» PASSAGE GIVEN:
The need to “put a face” on a humanitarian crisis and give it individual particularity is premised on a well-established phenomenon: As the numbers of a group experiencing suffering increases, the level of compassion felt for that group typically decreases. However, the mechanism behind this apparently counterintuitive dynamic — declining compassion as the level of suffering increases — has long resisted understanding.
A 2011 study by the University of North Carolina at Chapel Hill and Georgia State University published in the Journal of Personality and Social Psychology, “Escaping Affect: How Motivated Emotion Regulation Creates Insensitivity to Mass Suffering,” used three experiments to measure the collapse of compassion felt toward a group’s suffering under different emotional conditions. In contrast to previous theories suggesting humans are simply not “tuned” to respond proportionately to mass suffering, the study’s authors construct “an alternative account of the collapse of compassion.”
The study’s findings include:
- When subjects weren’t asked to donate aid money, they experienced more compassion toward suffering groups than suffering individuals. This suggests that self-interest can play a role when compassion decreases.

» TASK DIRECTIONS:
Answer these questions using the passage on the collapse of compassion:
1. Which two universities carried out the 2011 study?
2. How many experiments did the study use?
3. When subjects were not asked to donate aid money, did they feel more compassion toward suffering groups or toward suffering individuals?
The items after this passage are separate material and have no connection to it.

» STORED ROWS:
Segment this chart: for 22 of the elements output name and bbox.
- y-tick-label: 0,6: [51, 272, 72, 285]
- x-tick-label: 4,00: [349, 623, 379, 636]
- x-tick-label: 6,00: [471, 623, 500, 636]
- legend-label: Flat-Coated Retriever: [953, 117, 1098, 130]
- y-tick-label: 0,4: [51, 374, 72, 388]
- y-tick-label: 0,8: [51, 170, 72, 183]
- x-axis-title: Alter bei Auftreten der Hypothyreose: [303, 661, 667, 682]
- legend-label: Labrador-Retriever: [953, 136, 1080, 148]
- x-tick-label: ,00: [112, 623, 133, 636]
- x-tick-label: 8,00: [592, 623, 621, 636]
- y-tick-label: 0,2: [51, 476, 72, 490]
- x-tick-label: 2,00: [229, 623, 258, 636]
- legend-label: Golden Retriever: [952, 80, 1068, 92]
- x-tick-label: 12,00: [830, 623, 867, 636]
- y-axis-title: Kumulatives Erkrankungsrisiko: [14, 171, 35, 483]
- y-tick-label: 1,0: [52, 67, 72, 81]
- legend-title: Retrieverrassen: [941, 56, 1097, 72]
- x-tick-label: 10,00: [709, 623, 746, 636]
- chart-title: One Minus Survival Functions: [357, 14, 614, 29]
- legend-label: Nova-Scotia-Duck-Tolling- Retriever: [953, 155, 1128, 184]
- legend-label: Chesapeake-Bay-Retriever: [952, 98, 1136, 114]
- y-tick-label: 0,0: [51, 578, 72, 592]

» EXERCISE ANSWER:
1. The University of North Carolina at Chapel Hill and Georgia State University.
2. Three.
3. Toward suffering groups.